Les consignes ▸
(1) Traduisez en anglais cette phrase de l'extrait sur le fact-checking : « Ces méthodes permettent de gagner du temps et de trouver des contenus plus pertinents. »
(2) D'après l'extrait sur le fact-checking, quelle proportion des journalistes ignore l'existence des fonctionnalités de recherche avancée de Google ?

Extrait à lire ▸
_ _ _ _

Vous précisez que ces « méthodes d’investigation peuvent servir dans un journalisme de tous les jours ». Quelle incidence le fact-checking a-t-il sur le travail des journalistes ?
 
Le fact-checking initie des changements. Souvent, les journalistes ont l’illusion de connaitre le numérique. Ce n’est qu’une illusion. Peu d’entre eux le maîtrisent vraiment. Les journalistes ont un compte Twitter, Facebook ou Instagram, mais on se rend compte qu’ils ne savent pas chercher efficacement sur un moteur de recherche. Sur Google, on peut faire des recherches extrêmement précises : définir des bornes chronologiques, remonter des résultats selon le type de fichier, bannir un mot de la requête… Ces fonctionnalités, 90% des journalistes ignorent qu'elles existent. C'est pourquoi nous organisons des formations en interne, au sein de l’AFP, mais également en dehors, pour enseigner les techniques de recherche, notamment les différents filtres. Ces méthodes permettent de gagner du temps et de trouver des contenus plus pertinents. Dans ce sens-là, les techniques d’investigation numérique qu’on a développées au fact-checking peuvent être utiles au reste de la rédaction.

_ _ _ _

[Liste des données]
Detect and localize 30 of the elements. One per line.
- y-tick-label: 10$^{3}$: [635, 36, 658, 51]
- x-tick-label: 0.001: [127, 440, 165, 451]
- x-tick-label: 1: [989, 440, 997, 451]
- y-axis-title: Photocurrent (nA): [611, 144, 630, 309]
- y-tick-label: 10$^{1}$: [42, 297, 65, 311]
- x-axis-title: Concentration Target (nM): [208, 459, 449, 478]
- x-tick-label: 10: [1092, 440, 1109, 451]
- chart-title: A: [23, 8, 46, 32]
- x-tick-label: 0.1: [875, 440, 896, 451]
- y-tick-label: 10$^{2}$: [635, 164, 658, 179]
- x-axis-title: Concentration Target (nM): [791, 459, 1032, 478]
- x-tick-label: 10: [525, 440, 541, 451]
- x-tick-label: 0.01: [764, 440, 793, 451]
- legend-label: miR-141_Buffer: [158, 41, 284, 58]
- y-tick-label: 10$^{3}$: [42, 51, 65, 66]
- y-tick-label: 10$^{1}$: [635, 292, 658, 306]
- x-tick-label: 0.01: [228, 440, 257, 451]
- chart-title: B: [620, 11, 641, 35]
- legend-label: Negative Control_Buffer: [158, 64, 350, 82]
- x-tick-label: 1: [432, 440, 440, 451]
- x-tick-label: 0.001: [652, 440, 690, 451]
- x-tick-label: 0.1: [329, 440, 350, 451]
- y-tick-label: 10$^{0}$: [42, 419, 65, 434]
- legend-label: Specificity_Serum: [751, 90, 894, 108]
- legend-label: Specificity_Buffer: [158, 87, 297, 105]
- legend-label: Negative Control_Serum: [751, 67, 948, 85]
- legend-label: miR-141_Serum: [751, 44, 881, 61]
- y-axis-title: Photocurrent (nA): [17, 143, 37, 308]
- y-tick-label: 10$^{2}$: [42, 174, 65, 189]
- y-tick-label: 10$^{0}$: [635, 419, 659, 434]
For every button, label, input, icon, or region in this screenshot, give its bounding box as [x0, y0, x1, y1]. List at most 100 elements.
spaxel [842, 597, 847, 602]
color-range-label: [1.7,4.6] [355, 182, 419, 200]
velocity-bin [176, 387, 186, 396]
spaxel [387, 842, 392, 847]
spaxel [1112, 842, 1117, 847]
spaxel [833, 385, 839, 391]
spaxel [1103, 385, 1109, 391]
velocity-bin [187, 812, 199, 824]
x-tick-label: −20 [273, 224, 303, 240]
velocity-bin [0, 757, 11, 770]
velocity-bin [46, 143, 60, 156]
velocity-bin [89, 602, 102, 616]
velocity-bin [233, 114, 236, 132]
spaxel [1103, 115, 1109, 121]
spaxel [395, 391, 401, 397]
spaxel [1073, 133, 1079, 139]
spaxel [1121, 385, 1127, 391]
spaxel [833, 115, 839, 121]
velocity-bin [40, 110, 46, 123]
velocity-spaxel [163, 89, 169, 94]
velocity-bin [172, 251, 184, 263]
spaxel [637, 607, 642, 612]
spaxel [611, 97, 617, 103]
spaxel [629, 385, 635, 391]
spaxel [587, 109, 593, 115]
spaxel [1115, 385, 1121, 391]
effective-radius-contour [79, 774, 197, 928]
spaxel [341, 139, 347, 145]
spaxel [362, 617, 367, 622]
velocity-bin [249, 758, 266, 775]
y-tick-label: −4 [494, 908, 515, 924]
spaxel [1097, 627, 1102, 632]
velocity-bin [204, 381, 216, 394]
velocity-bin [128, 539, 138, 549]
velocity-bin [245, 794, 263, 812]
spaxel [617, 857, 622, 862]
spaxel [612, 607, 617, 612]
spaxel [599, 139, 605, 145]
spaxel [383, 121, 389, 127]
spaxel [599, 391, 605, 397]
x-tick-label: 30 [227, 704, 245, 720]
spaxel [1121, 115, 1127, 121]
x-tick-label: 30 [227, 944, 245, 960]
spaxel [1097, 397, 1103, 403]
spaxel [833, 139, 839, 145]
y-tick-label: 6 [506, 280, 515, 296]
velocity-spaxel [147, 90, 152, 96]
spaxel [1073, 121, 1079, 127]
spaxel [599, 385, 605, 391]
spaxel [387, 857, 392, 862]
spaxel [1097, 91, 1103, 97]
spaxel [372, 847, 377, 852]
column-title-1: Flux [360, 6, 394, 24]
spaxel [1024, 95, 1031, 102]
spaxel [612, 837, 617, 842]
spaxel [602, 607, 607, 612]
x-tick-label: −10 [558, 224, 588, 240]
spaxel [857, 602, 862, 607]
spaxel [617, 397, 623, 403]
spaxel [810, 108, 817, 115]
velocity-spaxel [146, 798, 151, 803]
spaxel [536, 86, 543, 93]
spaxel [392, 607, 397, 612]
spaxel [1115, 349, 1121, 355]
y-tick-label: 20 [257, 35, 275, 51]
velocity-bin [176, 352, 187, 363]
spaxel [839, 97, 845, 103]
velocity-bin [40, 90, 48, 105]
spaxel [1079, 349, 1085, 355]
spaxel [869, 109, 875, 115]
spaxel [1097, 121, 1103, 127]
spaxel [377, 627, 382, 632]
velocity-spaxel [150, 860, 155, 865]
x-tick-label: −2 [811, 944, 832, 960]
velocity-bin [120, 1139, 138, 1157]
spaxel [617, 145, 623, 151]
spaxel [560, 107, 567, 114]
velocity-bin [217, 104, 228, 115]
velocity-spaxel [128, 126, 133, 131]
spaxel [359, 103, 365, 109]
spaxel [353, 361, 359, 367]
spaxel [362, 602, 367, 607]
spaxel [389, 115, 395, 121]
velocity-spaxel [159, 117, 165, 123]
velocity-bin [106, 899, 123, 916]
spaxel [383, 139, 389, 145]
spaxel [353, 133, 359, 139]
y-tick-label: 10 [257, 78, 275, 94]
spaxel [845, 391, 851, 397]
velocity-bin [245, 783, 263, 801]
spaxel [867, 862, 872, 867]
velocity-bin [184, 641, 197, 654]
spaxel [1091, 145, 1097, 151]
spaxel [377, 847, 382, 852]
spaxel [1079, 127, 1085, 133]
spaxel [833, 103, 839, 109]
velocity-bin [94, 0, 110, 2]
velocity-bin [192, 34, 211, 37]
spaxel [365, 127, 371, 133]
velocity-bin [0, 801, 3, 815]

_ _ _ _

Réponses aux exercices ▸
(1) These methods make it possible to save time and to find more relevant content.

(2) 90 % des journalistes.